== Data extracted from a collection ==
───
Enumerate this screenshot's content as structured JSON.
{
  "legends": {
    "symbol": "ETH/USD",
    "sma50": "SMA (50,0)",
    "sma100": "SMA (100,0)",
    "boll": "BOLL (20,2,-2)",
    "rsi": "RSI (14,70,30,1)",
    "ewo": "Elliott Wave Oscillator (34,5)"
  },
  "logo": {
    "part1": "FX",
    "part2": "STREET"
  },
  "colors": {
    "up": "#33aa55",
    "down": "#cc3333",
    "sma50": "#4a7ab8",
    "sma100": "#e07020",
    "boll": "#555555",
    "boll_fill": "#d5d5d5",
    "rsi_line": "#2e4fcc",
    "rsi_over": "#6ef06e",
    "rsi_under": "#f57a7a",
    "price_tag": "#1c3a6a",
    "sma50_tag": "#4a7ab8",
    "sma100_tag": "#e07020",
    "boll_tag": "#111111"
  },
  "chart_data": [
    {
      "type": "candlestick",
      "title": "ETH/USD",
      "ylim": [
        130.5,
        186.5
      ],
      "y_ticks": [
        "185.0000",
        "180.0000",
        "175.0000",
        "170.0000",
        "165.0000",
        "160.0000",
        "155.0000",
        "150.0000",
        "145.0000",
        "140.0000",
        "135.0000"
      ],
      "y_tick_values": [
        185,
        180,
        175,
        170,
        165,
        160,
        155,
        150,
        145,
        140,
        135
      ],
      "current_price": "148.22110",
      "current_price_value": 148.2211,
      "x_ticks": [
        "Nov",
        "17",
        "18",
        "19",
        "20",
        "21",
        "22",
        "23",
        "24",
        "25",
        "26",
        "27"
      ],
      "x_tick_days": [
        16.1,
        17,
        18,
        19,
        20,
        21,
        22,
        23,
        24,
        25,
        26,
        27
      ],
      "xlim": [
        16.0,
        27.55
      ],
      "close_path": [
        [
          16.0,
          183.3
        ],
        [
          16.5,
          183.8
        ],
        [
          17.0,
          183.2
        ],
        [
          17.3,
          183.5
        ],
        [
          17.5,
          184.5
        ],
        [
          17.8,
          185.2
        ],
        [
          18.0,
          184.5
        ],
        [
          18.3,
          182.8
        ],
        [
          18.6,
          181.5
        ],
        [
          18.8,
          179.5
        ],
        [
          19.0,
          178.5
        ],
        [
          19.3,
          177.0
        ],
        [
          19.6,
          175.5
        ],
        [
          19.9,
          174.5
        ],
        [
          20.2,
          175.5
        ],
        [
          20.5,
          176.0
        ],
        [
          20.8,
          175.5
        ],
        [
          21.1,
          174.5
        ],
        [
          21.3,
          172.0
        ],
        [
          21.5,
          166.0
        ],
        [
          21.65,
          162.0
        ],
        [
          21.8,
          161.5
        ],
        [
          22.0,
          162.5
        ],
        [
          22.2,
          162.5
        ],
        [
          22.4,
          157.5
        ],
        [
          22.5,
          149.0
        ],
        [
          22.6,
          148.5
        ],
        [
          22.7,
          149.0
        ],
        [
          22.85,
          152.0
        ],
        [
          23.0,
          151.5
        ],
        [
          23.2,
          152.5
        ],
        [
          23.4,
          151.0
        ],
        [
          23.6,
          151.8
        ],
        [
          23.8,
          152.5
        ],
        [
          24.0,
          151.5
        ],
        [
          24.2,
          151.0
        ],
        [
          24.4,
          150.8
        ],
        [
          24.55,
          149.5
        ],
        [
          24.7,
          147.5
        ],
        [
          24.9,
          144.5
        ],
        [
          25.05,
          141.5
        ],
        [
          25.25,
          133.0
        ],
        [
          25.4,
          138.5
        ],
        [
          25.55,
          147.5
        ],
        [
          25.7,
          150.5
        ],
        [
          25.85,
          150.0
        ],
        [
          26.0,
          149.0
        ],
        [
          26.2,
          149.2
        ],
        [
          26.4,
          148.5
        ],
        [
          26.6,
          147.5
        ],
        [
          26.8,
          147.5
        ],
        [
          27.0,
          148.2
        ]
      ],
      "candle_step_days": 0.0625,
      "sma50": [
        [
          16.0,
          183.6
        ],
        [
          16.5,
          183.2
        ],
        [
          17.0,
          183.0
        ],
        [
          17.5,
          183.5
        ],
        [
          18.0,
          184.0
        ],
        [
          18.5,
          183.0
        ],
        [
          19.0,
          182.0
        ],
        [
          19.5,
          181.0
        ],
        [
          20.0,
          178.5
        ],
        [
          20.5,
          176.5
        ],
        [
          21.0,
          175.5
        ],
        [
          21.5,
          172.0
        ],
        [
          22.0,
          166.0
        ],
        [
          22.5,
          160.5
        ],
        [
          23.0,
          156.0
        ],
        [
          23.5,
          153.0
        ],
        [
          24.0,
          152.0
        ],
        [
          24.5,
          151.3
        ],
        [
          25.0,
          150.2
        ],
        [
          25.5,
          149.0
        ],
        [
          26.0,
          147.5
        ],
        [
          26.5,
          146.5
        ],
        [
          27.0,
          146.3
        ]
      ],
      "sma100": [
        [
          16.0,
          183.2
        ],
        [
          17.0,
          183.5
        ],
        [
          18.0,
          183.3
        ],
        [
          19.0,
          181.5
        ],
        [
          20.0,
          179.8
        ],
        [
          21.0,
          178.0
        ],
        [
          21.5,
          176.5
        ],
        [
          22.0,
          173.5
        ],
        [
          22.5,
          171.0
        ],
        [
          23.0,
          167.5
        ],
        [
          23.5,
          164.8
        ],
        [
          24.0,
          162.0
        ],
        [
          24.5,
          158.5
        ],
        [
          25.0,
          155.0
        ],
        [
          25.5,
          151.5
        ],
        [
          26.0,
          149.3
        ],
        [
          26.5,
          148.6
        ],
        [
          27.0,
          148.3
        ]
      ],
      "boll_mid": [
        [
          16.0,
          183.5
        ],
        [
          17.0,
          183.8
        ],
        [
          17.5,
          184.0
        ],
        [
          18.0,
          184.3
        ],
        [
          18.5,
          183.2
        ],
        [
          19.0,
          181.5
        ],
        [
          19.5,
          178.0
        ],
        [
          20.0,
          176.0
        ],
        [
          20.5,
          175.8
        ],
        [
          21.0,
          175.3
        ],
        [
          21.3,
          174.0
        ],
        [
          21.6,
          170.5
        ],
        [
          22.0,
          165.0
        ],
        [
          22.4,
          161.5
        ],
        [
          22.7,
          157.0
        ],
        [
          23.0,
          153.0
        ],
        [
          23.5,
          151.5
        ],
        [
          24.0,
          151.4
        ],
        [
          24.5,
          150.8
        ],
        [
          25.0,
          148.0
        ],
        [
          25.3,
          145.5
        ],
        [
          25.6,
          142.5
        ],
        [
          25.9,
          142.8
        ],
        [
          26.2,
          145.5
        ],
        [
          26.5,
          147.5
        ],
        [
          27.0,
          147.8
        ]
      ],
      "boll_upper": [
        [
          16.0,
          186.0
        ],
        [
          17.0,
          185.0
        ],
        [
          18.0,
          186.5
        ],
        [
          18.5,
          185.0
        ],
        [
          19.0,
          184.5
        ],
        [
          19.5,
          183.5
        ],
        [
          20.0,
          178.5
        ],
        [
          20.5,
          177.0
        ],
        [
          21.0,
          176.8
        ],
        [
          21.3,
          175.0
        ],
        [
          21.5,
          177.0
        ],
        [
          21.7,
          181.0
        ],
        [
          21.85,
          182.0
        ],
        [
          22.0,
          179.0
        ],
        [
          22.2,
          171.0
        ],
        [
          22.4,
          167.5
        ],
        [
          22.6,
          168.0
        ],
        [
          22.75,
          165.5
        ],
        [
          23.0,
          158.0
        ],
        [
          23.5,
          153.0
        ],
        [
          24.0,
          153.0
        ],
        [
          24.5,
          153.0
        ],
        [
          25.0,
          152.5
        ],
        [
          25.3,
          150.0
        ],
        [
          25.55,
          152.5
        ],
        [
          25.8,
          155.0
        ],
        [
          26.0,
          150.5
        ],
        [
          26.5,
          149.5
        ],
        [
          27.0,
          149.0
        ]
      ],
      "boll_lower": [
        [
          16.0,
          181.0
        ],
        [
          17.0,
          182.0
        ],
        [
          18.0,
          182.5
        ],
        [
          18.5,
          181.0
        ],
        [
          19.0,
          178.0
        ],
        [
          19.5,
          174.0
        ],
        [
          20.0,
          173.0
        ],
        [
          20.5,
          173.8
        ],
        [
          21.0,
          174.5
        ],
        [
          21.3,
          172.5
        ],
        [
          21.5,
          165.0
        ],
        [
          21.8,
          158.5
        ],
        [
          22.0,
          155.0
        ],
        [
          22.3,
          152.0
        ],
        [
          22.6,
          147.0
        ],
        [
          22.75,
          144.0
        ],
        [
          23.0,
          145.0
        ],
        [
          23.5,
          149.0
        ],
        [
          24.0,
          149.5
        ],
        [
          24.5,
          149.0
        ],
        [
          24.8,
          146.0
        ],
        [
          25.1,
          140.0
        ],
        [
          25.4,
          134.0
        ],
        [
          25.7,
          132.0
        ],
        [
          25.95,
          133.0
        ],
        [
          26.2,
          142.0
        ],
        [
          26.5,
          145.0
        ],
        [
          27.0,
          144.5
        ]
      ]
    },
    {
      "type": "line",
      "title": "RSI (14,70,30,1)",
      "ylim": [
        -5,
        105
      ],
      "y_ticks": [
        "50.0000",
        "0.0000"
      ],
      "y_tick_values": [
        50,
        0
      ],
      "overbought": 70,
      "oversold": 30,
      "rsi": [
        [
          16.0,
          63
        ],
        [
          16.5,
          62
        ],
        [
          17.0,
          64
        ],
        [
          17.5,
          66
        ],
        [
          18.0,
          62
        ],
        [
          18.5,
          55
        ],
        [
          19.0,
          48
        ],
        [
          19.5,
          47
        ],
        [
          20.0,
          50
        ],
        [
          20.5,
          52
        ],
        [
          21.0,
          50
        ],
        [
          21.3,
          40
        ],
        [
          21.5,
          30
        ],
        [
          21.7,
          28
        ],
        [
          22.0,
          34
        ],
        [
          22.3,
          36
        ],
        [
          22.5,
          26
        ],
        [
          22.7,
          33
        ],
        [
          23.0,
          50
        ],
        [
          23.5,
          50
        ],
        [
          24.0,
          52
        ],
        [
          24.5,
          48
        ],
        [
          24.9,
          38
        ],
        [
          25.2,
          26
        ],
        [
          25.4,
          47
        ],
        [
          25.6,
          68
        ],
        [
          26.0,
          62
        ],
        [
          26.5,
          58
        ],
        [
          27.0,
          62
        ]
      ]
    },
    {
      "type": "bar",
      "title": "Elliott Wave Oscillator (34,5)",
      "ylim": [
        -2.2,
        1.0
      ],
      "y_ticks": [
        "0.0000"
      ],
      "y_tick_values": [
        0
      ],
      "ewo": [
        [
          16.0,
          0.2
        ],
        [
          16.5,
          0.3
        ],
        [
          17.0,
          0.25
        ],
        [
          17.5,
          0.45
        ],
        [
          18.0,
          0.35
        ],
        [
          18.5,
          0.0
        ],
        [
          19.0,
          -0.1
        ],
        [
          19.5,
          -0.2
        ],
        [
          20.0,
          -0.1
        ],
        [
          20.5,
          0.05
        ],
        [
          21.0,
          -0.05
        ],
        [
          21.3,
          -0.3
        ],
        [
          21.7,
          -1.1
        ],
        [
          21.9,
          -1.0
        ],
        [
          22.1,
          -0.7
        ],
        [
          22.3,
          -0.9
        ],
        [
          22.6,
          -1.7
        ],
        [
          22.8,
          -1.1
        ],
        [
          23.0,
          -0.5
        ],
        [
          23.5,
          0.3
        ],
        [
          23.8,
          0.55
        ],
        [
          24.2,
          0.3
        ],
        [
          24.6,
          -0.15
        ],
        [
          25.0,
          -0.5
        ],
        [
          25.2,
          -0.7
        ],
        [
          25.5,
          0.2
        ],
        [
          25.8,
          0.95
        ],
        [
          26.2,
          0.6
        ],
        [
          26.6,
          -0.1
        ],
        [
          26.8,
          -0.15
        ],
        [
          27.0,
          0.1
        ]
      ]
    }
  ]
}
───
Copy out all lines that carry the word "title".

      "title": "ETH/USD",
      "title": "RSI (14,70,30,1)",
      "title": "Elliott Wave Oscillator (34,5)",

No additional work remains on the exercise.